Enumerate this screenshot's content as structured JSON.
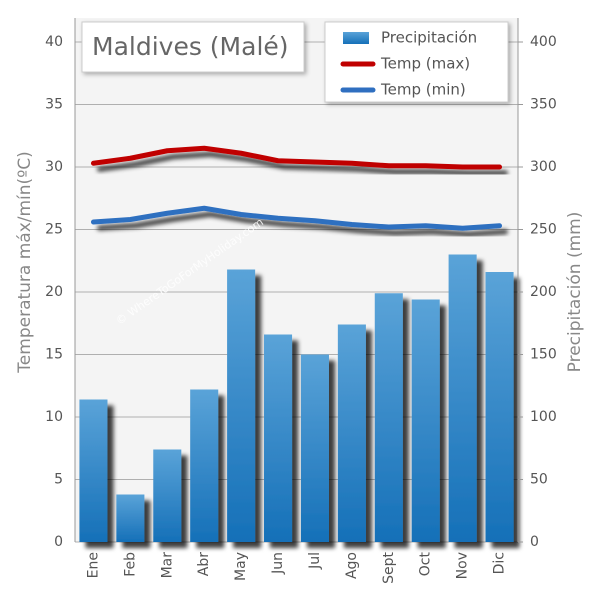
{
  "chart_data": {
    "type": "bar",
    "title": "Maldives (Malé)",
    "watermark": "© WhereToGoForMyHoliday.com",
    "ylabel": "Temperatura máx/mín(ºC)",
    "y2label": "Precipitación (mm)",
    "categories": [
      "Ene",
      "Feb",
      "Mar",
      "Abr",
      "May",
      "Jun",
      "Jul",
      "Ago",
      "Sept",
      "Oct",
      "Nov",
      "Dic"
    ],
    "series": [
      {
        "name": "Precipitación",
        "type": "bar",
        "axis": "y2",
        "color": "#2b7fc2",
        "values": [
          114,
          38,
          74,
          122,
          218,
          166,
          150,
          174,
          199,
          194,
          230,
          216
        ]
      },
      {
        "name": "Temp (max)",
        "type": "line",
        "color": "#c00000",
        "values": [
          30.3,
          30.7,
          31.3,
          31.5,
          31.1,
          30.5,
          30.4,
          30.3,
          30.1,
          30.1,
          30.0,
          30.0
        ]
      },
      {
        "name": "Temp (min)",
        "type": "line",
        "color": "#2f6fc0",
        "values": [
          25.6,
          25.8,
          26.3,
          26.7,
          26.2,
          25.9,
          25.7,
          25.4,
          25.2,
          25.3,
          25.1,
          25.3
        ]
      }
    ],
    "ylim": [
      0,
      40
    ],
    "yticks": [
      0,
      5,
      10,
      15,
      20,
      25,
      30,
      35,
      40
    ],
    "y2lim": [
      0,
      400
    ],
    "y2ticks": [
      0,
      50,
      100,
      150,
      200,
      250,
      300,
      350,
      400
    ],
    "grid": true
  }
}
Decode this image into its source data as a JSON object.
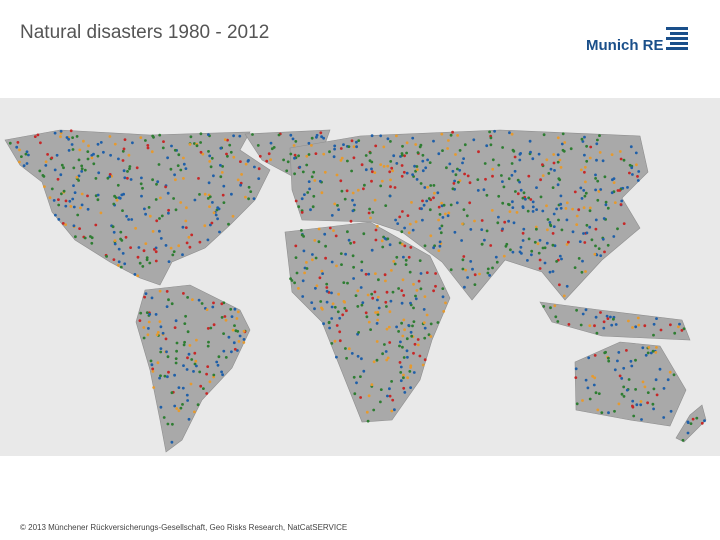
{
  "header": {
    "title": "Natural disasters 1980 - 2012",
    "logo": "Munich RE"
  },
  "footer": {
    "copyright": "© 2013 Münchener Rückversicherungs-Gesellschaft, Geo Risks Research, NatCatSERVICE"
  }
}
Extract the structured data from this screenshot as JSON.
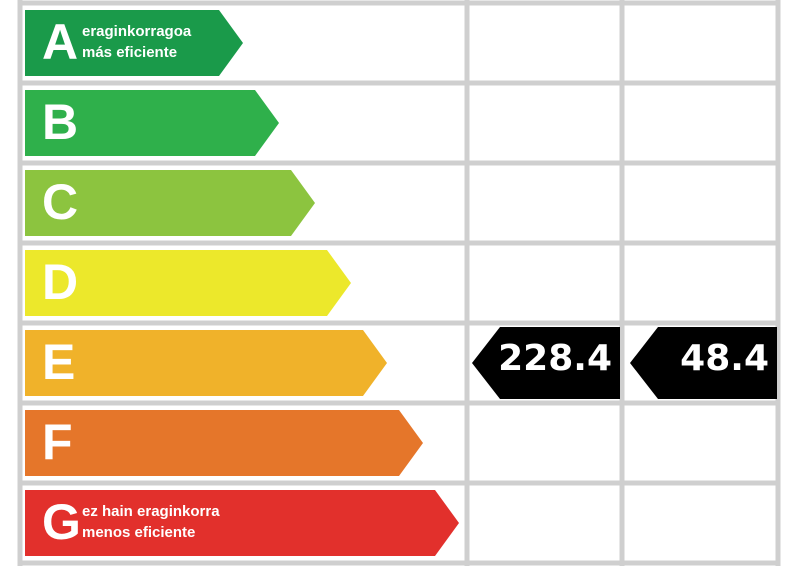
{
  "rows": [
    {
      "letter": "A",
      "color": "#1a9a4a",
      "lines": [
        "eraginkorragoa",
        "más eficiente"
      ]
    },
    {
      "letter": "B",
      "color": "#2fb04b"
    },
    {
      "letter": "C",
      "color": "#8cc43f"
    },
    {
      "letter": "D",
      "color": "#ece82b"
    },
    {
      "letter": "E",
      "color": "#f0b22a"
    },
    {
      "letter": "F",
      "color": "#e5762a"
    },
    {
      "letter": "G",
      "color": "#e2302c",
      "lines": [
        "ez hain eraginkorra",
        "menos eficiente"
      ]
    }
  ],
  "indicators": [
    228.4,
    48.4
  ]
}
======
THE TASK:
Copy the whole of the material above exactly, but not its images.

TASK RESPONSE:
Enumerate this screenshot's content as structured JSON.
{
  "chart_data": {
    "type": "bar",
    "title": "Maldives (Malé)",
    "watermark": "© WhereToGoForMyHoliday.com",
    "ylabel": "Temperatura máx/mín(ºC)",
    "y2label": "Precipitación (mm)",
    "categories": [
      "Ene",
      "Feb",
      "Mar",
      "Abr",
      "May",
      "Jun",
      "Jul",
      "Ago",
      "Sept",
      "Oct",
      "Nov",
      "Dic"
    ],
    "series": [
      {
        "name": "Precipitación",
        "type": "bar",
        "axis": "y2",
        "color": "#2b7fc2",
        "values": [
          114,
          38,
          74,
          122,
          218,
          166,
          150,
          174,
          199,
          194,
          230,
          216
        ]
      },
      {
        "name": "Temp (max)",
        "type": "line",
        "color": "#c00000",
        "values": [
          30.3,
          30.7,
          31.3,
          31.5,
          31.1,
          30.5,
          30.4,
          30.3,
          30.1,
          30.1,
          30.0,
          30.0
        ]
      },
      {
        "name": "Temp (min)",
        "type": "line",
        "color": "#2f6fc0",
        "values": [
          25.6,
          25.8,
          26.3,
          26.7,
          26.2,
          25.9,
          25.7,
          25.4,
          25.2,
          25.3,
          25.1,
          25.3
        ]
      }
    ],
    "ylim": [
      0,
      40
    ],
    "yticks": [
      0,
      5,
      10,
      15,
      20,
      25,
      30,
      35,
      40
    ],
    "y2lim": [
      0,
      400
    ],
    "y2ticks": [
      0,
      50,
      100,
      150,
      200,
      250,
      300,
      350,
      400
    ],
    "grid": true
  }
}
Decode this image into its source data as a JSON object.
{
  "header": {
    "title": "Natural disasters 1980 - 2012",
    "logo": "Munich RE"
  },
  "footer": {
    "copyright": "© 2013 Münchener Rückversicherungs-Gesellschaft, Geo Risks Research, NatCatSERVICE"
  }
}
Extract the structured data from this screenshot as JSON.
{
  "rows": [
    {
      "letter": "A",
      "color": "#1a9a4a",
      "lines": [
        "eraginkorragoa",
        "más eficiente"
      ]
    },
    {
      "letter": "B",
      "color": "#2fb04b"
    },
    {
      "letter": "C",
      "color": "#8cc43f"
    },
    {
      "letter": "D",
      "color": "#ece82b"
    },
    {
      "letter": "E",
      "color": "#f0b22a"
    },
    {
      "letter": "F",
      "color": "#e5762a"
    },
    {
      "letter": "G",
      "color": "#e2302c",
      "lines": [
        "ez hain eraginkorra",
        "menos eficiente"
      ]
    }
  ],
  "indicators": [
    228.4,
    48.4
  ]
}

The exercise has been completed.